(Collected data)

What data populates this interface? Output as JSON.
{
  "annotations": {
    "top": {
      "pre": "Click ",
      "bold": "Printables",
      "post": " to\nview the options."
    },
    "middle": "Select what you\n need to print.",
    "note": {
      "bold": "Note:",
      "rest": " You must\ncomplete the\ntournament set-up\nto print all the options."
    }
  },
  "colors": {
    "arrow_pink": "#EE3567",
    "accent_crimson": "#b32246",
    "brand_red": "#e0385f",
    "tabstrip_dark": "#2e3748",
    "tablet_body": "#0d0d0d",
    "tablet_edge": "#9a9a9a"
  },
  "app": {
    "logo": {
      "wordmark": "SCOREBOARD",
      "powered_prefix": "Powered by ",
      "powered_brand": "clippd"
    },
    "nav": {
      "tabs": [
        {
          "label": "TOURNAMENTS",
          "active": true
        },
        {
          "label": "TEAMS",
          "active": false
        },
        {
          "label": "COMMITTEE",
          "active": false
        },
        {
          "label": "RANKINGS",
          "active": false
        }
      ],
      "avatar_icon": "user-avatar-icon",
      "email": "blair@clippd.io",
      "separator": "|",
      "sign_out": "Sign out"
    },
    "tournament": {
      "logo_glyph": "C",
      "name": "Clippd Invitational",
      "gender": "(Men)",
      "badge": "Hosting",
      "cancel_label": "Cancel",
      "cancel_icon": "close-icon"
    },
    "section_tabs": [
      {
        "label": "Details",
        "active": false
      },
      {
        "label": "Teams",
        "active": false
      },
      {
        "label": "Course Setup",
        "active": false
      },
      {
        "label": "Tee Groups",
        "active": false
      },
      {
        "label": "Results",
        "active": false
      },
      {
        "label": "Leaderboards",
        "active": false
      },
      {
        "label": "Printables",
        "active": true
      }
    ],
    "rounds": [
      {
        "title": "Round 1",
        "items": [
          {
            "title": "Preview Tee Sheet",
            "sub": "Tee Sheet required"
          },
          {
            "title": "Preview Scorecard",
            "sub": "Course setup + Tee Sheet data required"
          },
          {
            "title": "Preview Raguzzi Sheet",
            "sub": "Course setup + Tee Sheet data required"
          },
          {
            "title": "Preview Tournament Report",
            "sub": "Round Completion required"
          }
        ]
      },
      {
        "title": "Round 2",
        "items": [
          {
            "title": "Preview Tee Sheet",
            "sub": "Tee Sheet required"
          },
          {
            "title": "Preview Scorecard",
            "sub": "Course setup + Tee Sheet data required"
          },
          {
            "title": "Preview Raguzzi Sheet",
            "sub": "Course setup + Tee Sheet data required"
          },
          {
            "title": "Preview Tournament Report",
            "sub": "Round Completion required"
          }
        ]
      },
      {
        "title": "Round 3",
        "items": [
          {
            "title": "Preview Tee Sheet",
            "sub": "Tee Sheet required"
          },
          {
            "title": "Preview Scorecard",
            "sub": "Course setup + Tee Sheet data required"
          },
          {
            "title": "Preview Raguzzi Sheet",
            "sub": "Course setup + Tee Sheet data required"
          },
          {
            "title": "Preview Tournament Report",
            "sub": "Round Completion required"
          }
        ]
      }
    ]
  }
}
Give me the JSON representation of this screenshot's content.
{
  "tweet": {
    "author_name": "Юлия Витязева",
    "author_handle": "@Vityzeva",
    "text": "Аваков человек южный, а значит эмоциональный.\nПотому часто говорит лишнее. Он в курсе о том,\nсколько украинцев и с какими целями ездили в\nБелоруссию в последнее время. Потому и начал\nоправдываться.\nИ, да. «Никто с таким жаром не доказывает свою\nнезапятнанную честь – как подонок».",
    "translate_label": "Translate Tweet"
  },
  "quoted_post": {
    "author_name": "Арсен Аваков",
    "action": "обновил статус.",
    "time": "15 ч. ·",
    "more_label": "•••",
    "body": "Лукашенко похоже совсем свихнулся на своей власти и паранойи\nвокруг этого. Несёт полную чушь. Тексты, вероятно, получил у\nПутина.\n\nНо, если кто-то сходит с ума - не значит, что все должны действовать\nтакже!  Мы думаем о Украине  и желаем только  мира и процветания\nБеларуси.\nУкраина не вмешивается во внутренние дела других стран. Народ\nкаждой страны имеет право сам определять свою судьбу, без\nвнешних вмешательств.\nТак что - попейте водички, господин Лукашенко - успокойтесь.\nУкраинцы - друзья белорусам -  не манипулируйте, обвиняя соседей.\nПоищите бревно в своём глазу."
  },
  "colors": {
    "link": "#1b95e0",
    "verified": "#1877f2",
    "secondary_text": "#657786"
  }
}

TO BE DONE – Set down the material above again, word for word.

TASK RESPONSE –
What data populates this interface? Output as JSON.
{
  "annotations": {
    "top": {
      "pre": "Click ",
      "bold": "Printables",
      "post": " to\nview the options."
    },
    "middle": "Select what you\n need to print.",
    "note": {
      "bold": "Note:",
      "rest": " You must\ncomplete the\ntournament set-up\nto print all the options."
    }
  },
  "colors": {
    "arrow_pink": "#EE3567",
    "accent_crimson": "#b32246",
    "brand_red": "#e0385f",
    "tabstrip_dark": "#2e3748",
    "tablet_body": "#0d0d0d",
    "tablet_edge": "#9a9a9a"
  },
  "app": {
    "logo": {
      "wordmark": "SCOREBOARD",
      "powered_prefix": "Powered by ",
      "powered_brand": "clippd"
    },
    "nav": {
      "tabs": [
        {
          "label": "TOURNAMENTS",
          "active": true
        },
        {
          "label": "TEAMS",
          "active": false
        },
        {
          "label": "COMMITTEE",
          "active": false
        },
        {
          "label": "RANKINGS",
          "active": false
        }
      ],
      "avatar_icon": "user-avatar-icon",
      "email": "blair@clippd.io",
      "separator": "|",
      "sign_out": "Sign out"
    },
    "tournament": {
      "logo_glyph": "C",
      "name": "Clippd Invitational",
      "gender": "(Men)",
      "badge": "Hosting",
      "cancel_label": "Cancel",
      "cancel_icon": "close-icon"
    },
    "section_tabs": [
      {
        "label": "Details",
        "active": false
      },
      {
        "label": "Teams",
        "active": false
      },
      {
        "label": "Course Setup",
        "active": false
      },
      {
        "label": "Tee Groups",
        "active": false
      },
      {
        "label": "Results",
        "active": false
      },
      {
        "label": "Leaderboards",
        "active": false
      },
      {
        "label": "Printables",
        "active": true
      }
    ],
    "rounds": [
      {
        "title": "Round 1",
        "items": [
          {
            "title": "Preview Tee Sheet",
            "sub": "Tee Sheet required"
          },
          {
            "title": "Preview Scorecard",
            "sub": "Course setup + Tee Sheet data required"
          },
          {
            "title": "Preview Raguzzi Sheet",
            "sub": "Course setup + Tee Sheet data required"
          },
          {
            "title": "Preview Tournament Report",
            "sub": "Round Completion required"
          }
        ]
      },
      {
        "title": "Round 2",
        "items": [
          {
            "title": "Preview Tee Sheet",
            "sub": "Tee Sheet required"
          },
          {
            "title": "Preview Scorecard",
            "sub": "Course setup + Tee Sheet data required"
          },
          {
            "title": "Preview Raguzzi Sheet",
            "sub": "Course setup + Tee Sheet data required"
          },
          {
            "title": "Preview Tournament Report",
            "sub": "Round Completion required"
          }
        ]
      },
      {
        "title": "Round 3",
        "items": [
          {
            "title": "Preview Tee Sheet",
            "sub": "Tee Sheet required"
          },
          {
            "title": "Preview Scorecard",
            "sub": "Course setup + Tee Sheet data required"
          },
          {
            "title": "Preview Raguzzi Sheet",
            "sub": "Course setup + Tee Sheet data required"
          },
          {
            "title": "Preview Tournament Report",
            "sub": "Round Completion required"
          }
        ]
      }
    ]
  }
}
Give me the JSON representation of this screenshot's content.
{
  "tweet": {
    "author_name": "Юлия Витязева",
    "author_handle": "@Vityzeva",
    "text": "Аваков человек южный, а значит эмоциональный.\nПотому часто говорит лишнее. Он в курсе о том,\nсколько украинцев и с какими целями ездили в\nБелоруссию в последнее время. Потому и начал\nоправдываться.\nИ, да. «Никто с таким жаром не доказывает свою\nнезапятнанную честь – как подонок».",
    "translate_label": "Translate Tweet"
  },
  "quoted_post": {
    "author_name": "Арсен Аваков",
    "action": "обновил статус.",
    "time": "15 ч. ·",
    "more_label": "•••",
    "body": "Лукашенко похоже совсем свихнулся на своей власти и паранойи\nвокруг этого. Несёт полную чушь. Тексты, вероятно, получил у\nПутина.\n\nНо, если кто-то сходит с ума - не значит, что все должны действовать\nтакже!  Мы думаем о Украине  и желаем только  мира и процветания\nБеларуси.\nУкраина не вмешивается во внутренние дела других стран. Народ\nкаждой страны имеет право сам определять свою судьбу, без\nвнешних вмешательств.\nТак что - попейте водички, господин Лукашенко - успокойтесь.\nУкраинцы - друзья белорусам -  не манипулируйте, обвиняя соседей.\nПоищите бревно в своём глазу."
  },
  "colors": {
    "link": "#1b95e0",
    "verified": "#1877f2",
    "secondary_text": "#657786"
  }
}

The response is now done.